* **Passage**
And then it ruined us with implicit returns, optional parentheses and brackets, and the isnt vs is not fiasco.

I worked a lot with Python and coffeescript at the same time back in the day. In Python you mess up your whitespace and 95% of the time it's an indentation error. In coffeescript it's a valid program that means something completely different than what you intended. Combined with the optional punctuation, which the community encouraged leaning into, it was far too easy to write ambiguous code that you and the compiler would come to different interpretations of.




In case you wondered how Civet compared to CoffeeScript in these regards:

* `is not` is the textual equivalent of `!==`. You can use `isnt` if you turn on the feature explicitly (or even the weird CoffeeScript `is not` behavior if you want it, mainly for legacy code)

* Implicit returns are turned on by default. They are really useful, most of the time, and don't get in the way much if you use `void` return annotations (which turns them off). But if you don't like them, you can turn them off globally with a compiler flag.

* Civet's compiler is built on very different technology from CoffeeScript's (PEG parsing, similar to Python), and it is much more strict about indentation. None of those weird bugs anymore.

* We do have implicit parentheses and braces and such, but you're free to use explicit parentheses and braces as you like. We encourage people to rename their .ts files into .civet (which mostly just works without any converison) and just embrace the features/syntax they like.


> but you're free to use explicit parentheses and braces as you like

I’ve been eying Civet and I quite like it so far, but I dislike having this option because it means I’ll have to see it in other peoples code. I prefer strict rules for readability.

Regardless, I like pretty much everything else.


> And then it ruined us with implicit returns

What was so ruinous about implicit returns? That's one of the things I missed most when leaving CoffeeScript. ECMAScript only partially adopted it (single statement fat arrow functions) which probably muddies the waters for people trying to learn and understand the language's behavior.

Since it's optional for the caller to use or assign the return value of a function, I don't see much problem with functions defaulting to returning something. Maybe it just fits with my personal preference of functions returning a value and not having side-effects..


probably gets better with use but having to remember not to put a loop as the last statement of a function, because it would make it return an array of the last statement of the loop body, caught me off guard enough times to get annoying.

easy enough to add an extra line with just 'undefined' as the last statement of the function of course. but then you do need to remember that.


I came from Ruby and Elixir. It is always implicit returns. When I started writing TypeScript, having to have explicit returns was my number 1 bug.

People can adapt either way. You can write more concise code with implicit returns and "everything is an expression".


> implicit returns

Oh man, that brings memories. When I joined a coffee-shop (pun intended), and learnt about implicit returns, I was screaming internally until we got rid of all the coffee (which was massive long team-wide migration effort that took like 2y to finish).

Once the migration was finished, everyone was so tired, that at the mere proposal of using TypeScript instead of JS the whole team would just roll their eyes and silently say "nope" in terror. Which was a shame, because large JS codebases are difficult to maintain and explore.


In Ruby and Elixir, it is implicit returns. That's always been like that, and people working with those languages don't have a problem with it. When I started writing Typescript, I was screaming internally at the explicit returns.

So I think this has more to do with how people are used to thinking with the languages they are fluent in.

* **Study questions**
• 1. Answer these questions from the discussion:
(a) What is `is not` the textual equivalent of in Civet?
(b) What kind of parsing is Civet's compiler built on?
(c) How long did the team-wide migration away from coffee take?
• 2. According to the discussion, why were whitespace mistakes more of a problem in CoffeeScript than in Python?

* **Listed entries**
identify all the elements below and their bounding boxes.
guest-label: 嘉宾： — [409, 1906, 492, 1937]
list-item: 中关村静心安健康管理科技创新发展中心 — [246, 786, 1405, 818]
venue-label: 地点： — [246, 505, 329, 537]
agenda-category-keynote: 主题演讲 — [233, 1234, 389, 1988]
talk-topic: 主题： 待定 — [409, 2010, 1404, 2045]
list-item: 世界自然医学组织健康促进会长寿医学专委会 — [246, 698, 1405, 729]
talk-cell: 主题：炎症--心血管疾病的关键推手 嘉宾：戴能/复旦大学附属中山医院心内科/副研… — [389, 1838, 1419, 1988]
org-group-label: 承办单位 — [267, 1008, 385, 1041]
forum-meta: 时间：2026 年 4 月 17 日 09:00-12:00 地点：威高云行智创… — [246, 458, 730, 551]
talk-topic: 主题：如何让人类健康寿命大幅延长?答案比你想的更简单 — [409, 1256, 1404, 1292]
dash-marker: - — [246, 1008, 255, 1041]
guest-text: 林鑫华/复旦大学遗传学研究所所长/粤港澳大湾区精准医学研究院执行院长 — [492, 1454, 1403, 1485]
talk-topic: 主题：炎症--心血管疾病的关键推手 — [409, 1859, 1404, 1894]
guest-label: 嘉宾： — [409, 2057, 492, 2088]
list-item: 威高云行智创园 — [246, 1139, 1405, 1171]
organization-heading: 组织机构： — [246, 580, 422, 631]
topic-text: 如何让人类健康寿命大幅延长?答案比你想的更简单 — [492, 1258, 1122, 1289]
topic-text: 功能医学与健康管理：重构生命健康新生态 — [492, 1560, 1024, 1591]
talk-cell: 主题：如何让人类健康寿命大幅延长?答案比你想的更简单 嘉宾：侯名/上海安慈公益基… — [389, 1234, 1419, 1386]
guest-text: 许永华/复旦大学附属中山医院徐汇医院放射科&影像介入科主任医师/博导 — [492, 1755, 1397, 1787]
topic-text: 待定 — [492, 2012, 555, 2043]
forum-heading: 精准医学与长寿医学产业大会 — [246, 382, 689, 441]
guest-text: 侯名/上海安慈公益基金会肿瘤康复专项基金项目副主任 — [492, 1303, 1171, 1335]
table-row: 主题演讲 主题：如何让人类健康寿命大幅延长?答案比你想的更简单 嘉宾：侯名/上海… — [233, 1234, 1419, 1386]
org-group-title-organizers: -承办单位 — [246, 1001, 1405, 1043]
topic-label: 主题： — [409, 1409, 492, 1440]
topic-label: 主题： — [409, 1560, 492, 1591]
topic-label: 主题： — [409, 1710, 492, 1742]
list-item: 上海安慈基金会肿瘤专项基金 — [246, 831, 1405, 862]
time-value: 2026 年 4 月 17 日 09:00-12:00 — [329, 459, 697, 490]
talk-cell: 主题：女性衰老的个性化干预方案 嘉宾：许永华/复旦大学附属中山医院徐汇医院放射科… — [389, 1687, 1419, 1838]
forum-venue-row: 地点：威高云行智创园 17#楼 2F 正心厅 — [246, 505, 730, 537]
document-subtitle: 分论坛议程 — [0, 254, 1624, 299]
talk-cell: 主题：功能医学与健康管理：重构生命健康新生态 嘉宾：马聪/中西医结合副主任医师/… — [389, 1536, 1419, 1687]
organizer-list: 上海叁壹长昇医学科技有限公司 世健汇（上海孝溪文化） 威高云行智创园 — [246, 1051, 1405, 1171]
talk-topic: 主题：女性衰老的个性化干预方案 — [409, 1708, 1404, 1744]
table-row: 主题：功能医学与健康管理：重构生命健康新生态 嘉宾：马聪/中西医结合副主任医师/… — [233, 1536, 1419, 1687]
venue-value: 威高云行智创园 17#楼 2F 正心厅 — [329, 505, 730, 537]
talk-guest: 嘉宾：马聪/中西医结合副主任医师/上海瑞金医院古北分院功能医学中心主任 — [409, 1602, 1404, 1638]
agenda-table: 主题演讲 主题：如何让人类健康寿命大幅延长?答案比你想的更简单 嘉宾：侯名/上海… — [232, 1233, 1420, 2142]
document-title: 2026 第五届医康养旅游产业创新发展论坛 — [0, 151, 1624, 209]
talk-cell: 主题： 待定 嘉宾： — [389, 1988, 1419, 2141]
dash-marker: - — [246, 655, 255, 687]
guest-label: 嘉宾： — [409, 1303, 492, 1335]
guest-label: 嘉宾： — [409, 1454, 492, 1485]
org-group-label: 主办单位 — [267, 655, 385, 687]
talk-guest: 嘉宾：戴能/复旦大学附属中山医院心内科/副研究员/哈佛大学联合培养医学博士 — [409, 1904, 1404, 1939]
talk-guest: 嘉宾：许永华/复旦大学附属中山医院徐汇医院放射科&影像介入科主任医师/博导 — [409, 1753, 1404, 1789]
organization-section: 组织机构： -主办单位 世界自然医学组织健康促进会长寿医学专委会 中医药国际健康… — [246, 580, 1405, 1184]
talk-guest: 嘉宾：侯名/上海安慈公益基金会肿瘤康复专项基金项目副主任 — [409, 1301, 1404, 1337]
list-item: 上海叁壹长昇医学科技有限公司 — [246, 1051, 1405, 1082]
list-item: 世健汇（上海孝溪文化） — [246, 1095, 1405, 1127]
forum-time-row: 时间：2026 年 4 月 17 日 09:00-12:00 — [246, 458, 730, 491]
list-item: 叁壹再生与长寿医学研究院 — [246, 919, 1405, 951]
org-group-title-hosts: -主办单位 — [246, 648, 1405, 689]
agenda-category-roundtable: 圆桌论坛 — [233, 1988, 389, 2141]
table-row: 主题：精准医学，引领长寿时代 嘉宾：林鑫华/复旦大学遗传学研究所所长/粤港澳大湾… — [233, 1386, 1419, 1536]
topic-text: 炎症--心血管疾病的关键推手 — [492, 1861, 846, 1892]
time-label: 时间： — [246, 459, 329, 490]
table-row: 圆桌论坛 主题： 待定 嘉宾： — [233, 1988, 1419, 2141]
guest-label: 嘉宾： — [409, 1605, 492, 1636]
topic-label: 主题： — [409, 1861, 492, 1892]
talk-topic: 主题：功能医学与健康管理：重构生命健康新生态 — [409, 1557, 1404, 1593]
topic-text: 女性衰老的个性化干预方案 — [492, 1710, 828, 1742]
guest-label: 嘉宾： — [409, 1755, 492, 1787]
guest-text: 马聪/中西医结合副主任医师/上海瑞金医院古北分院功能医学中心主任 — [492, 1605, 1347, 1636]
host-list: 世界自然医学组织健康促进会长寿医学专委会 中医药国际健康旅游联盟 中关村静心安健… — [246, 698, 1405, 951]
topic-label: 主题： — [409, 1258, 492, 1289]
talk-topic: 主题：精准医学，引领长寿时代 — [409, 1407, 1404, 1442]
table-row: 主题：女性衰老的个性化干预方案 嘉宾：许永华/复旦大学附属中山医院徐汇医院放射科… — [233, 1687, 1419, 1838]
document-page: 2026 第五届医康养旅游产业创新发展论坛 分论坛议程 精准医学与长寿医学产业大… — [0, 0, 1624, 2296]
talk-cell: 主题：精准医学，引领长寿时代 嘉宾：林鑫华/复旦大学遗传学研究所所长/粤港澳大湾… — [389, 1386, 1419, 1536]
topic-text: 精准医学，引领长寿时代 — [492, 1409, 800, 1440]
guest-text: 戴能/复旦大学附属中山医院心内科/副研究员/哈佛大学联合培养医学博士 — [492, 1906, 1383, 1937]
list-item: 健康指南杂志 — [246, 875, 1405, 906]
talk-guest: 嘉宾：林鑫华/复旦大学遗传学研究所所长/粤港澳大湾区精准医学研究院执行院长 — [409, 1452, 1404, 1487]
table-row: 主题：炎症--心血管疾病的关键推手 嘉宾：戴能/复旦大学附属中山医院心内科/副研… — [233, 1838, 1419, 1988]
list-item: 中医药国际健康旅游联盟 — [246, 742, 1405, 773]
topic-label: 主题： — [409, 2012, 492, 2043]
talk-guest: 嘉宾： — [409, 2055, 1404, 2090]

* **Answers given**
• 1.
(a) `!==`
(b) PEG parsing, similar to Python
(c) About two years

• 2. In Python, a whitespace mistake is an indentation error about 95% of the time. In CoffeeScript, it produces a valid program that means something completely different from what was intended. Together with the optional punctuation, this made it easy to write ambiguous code that the writer and the compiler would interpret differently.